Given records =
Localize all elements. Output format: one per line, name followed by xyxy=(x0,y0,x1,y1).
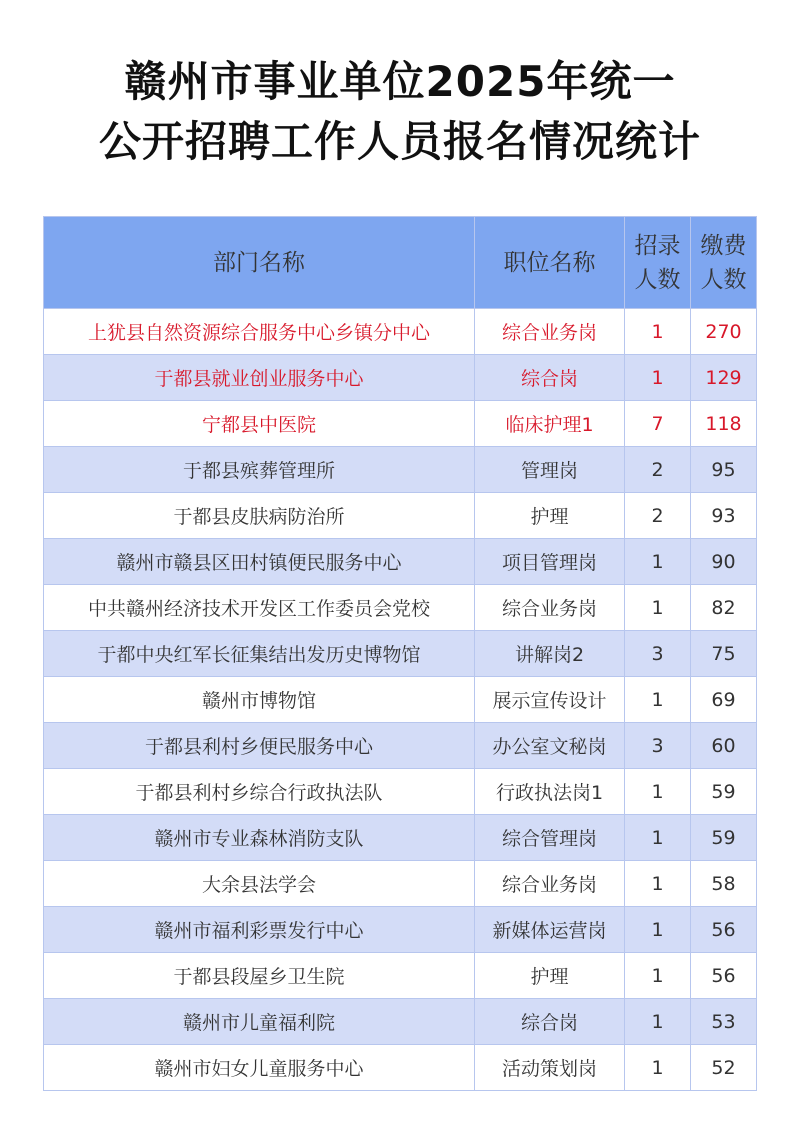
header-recruit-line1: 招录 xyxy=(634,232,681,259)
header-paid xyxy=(691,217,757,309)
cell-paid-count: 56 xyxy=(691,953,757,999)
cell-position: 综合岗 xyxy=(475,355,625,401)
table-row xyxy=(44,953,757,999)
cell-recruit-count: 3 xyxy=(625,723,691,769)
cell-paid-count: 95 xyxy=(691,447,757,493)
cell-paid-count: 129 xyxy=(691,355,757,401)
cell-recruit-count: 1 xyxy=(625,907,691,953)
table-row xyxy=(44,907,757,953)
cell-paid-count: 59 xyxy=(691,815,757,861)
cell-paid-count: 118 xyxy=(691,401,757,447)
cell-dept: 于都县皮肤病防治所 xyxy=(44,493,475,539)
cell-dept: 于都县就业创业服务中心 xyxy=(44,355,475,401)
cell-position: 综合业务岗 xyxy=(475,309,625,355)
cell-paid-count: 90 xyxy=(691,539,757,585)
cell-dept: 中共赣州经济技术开发区工作委员会党校 xyxy=(44,585,475,631)
cell-position: 讲解岗2 xyxy=(475,631,625,677)
cell-dept: 赣州市妇女儿童服务中心 xyxy=(44,1045,475,1091)
table-row xyxy=(44,493,757,539)
cell-paid-count: 75 xyxy=(691,631,757,677)
cell-position: 项目管理岗 xyxy=(475,539,625,585)
cell-position: 行政执法岗1 xyxy=(475,769,625,815)
header-paid-line2: 人数 xyxy=(700,266,747,293)
cell-recruit-count: 3 xyxy=(625,631,691,677)
cell-dept: 于都县利村乡便民服务中心 xyxy=(44,723,475,769)
cell-position: 管理岗 xyxy=(475,447,625,493)
table-row xyxy=(44,631,757,677)
cell-recruit-count: 7 xyxy=(625,401,691,447)
table-row xyxy=(44,585,757,631)
title-line-2: 公开招聘工作人员报名情况统计 xyxy=(98,117,701,166)
table-row xyxy=(44,861,757,907)
cell-position: 综合业务岗 xyxy=(475,585,625,631)
table-row xyxy=(44,401,757,447)
cell-recruit-count: 1 xyxy=(625,309,691,355)
page-title xyxy=(0,52,800,172)
cell-position: 展示宣传设计 xyxy=(475,677,625,723)
cell-dept: 赣州市儿童福利院 xyxy=(44,999,475,1045)
cell-recruit-count: 1 xyxy=(625,999,691,1045)
cell-dept: 赣州市福利彩票发行中心 xyxy=(44,907,475,953)
cell-recruit-count: 1 xyxy=(625,355,691,401)
cell-recruit-count: 2 xyxy=(625,447,691,493)
header-recruit-line2: 人数 xyxy=(634,266,681,293)
cell-paid-count: 60 xyxy=(691,723,757,769)
cell-paid-count: 52 xyxy=(691,1045,757,1091)
cell-dept: 赣州市赣县区田村镇便民服务中心 xyxy=(44,539,475,585)
header-position: 职位名称 xyxy=(475,217,625,309)
cell-position: 办公室文秘岗 xyxy=(475,723,625,769)
cell-paid-count: 53 xyxy=(691,999,757,1045)
header-paid-line1: 缴费 xyxy=(700,232,747,259)
cell-paid-count: 56 xyxy=(691,907,757,953)
cell-recruit-count: 1 xyxy=(625,861,691,907)
table-row xyxy=(44,815,757,861)
cell-recruit-count: 1 xyxy=(625,585,691,631)
table-row xyxy=(44,677,757,723)
cell-position: 临床护理1 xyxy=(475,401,625,447)
cell-recruit-count: 1 xyxy=(625,677,691,723)
cell-position: 综合岗 xyxy=(475,999,625,1045)
table-row xyxy=(44,999,757,1045)
table-row xyxy=(44,723,757,769)
cell-position: 活动策划岗 xyxy=(475,1045,625,1091)
cell-recruit-count: 1 xyxy=(625,815,691,861)
header-recruit xyxy=(625,217,691,309)
table-body xyxy=(44,309,757,1091)
cell-dept: 于都县殡葬管理所 xyxy=(44,447,475,493)
cell-paid-count: 93 xyxy=(691,493,757,539)
cell-dept: 于都县利村乡综合行政执法队 xyxy=(44,769,475,815)
cell-position: 综合业务岗 xyxy=(475,861,625,907)
cell-recruit-count: 1 xyxy=(625,539,691,585)
cell-recruit-count: 1 xyxy=(625,1045,691,1091)
cell-paid-count: 69 xyxy=(691,677,757,723)
cell-position: 护理 xyxy=(475,493,625,539)
table-row xyxy=(44,447,757,493)
cell-recruit-count: 2 xyxy=(625,493,691,539)
cell-dept: 赣州市专业森林消防支队 xyxy=(44,815,475,861)
cell-paid-count: 59 xyxy=(691,769,757,815)
cell-recruit-count: 1 xyxy=(625,769,691,815)
cell-position: 新媒体运营岗 xyxy=(475,907,625,953)
cell-dept: 于都中央红军长征集结出发历史博物馆 xyxy=(44,631,475,677)
table-row xyxy=(44,309,757,355)
cell-dept: 大余县法学会 xyxy=(44,861,475,907)
title-line-1: 赣州市事业单位2025年统一 xyxy=(124,57,676,106)
cell-paid-count: 82 xyxy=(691,585,757,631)
table-header-row xyxy=(44,217,757,309)
cell-paid-count: 58 xyxy=(691,861,757,907)
cell-position: 护理 xyxy=(475,953,625,999)
header-dept: 部门名称 xyxy=(44,217,475,309)
cell-dept: 赣州市博物馆 xyxy=(44,677,475,723)
registration-table xyxy=(43,216,757,1091)
table-row xyxy=(44,769,757,815)
cell-position: 综合管理岗 xyxy=(475,815,625,861)
table-row xyxy=(44,1045,757,1091)
cell-paid-count: 270 xyxy=(691,309,757,355)
table-row xyxy=(44,355,757,401)
cell-recruit-count: 1 xyxy=(625,953,691,999)
cell-dept: 于都县段屋乡卫生院 xyxy=(44,953,475,999)
cell-dept: 宁都县中医院 xyxy=(44,401,475,447)
table-row xyxy=(44,539,757,585)
cell-dept: 上犹县自然资源综合服务中心乡镇分中心 xyxy=(44,309,475,355)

Brief = Could you write out the material line for line, starting at the line that contains "header-recruit-line1: 招录 xyxy=(634,232,681,259)" and stopping after the line that contains "cell-paid-count: 52 xyxy=(691,1045,757,1091)"?

Response =
header-recruit-line1: 招录 xyxy=(634,232,681,259)
header-paid xyxy=(691,217,757,309)
cell-paid-count: 56 xyxy=(691,953,757,999)
cell-position: 综合岗 xyxy=(475,355,625,401)
table-row xyxy=(44,953,757,999)
cell-recruit-count: 3 xyxy=(625,723,691,769)
cell-paid-count: 95 xyxy=(691,447,757,493)
cell-paid-count: 129 xyxy=(691,355,757,401)
cell-recruit-count: 1 xyxy=(625,907,691,953)
table-row xyxy=(44,907,757,953)
cell-paid-count: 59 xyxy=(691,815,757,861)
cell-paid-count: 118 xyxy=(691,401,757,447)
cell-dept: 于都县皮肤病防治所 xyxy=(44,493,475,539)
cell-dept: 于都县就业创业服务中心 xyxy=(44,355,475,401)
cell-position: 综合业务岗 xyxy=(475,309,625,355)
cell-paid-count: 90 xyxy=(691,539,757,585)
cell-dept: 中共赣州经济技术开发区工作委员会党校 xyxy=(44,585,475,631)
cell-position: 讲解岗2 xyxy=(475,631,625,677)
cell-dept: 赣州市妇女儿童服务中心 xyxy=(44,1045,475,1091)
table-row xyxy=(44,493,757,539)
cell-paid-count: 75 xyxy=(691,631,757,677)
cell-position: 项目管理岗 xyxy=(475,539,625,585)
cell-position: 行政执法岗1 xyxy=(475,769,625,815)
header-paid-line2: 人数 xyxy=(700,266,747,293)
cell-recruit-count: 3 xyxy=(625,631,691,677)
cell-dept: 于都县利村乡便民服务中心 xyxy=(44,723,475,769)
cell-position: 管理岗 xyxy=(475,447,625,493)
table-row xyxy=(44,631,757,677)
cell-recruit-count: 7 xyxy=(625,401,691,447)
table-row xyxy=(44,585,757,631)
title-line-2: 公开招聘工作人员报名情况统计 xyxy=(98,117,701,166)
table-row xyxy=(44,861,757,907)
cell-position: 综合业务岗 xyxy=(475,585,625,631)
table-row xyxy=(44,401,757,447)
cell-recruit-count: 1 xyxy=(625,309,691,355)
page-title xyxy=(0,52,800,172)
cell-position: 展示宣传设计 xyxy=(475,677,625,723)
cell-dept: 赣州市儿童福利院 xyxy=(44,999,475,1045)
cell-recruit-count: 1 xyxy=(625,999,691,1045)
cell-dept: 赣州市福利彩票发行中心 xyxy=(44,907,475,953)
cell-recruit-count: 1 xyxy=(625,355,691,401)
cell-recruit-count: 2 xyxy=(625,447,691,493)
header-recruit-line2: 人数 xyxy=(634,266,681,293)
cell-paid-count: 60 xyxy=(691,723,757,769)
cell-paid-count: 52 xyxy=(691,1045,757,1091)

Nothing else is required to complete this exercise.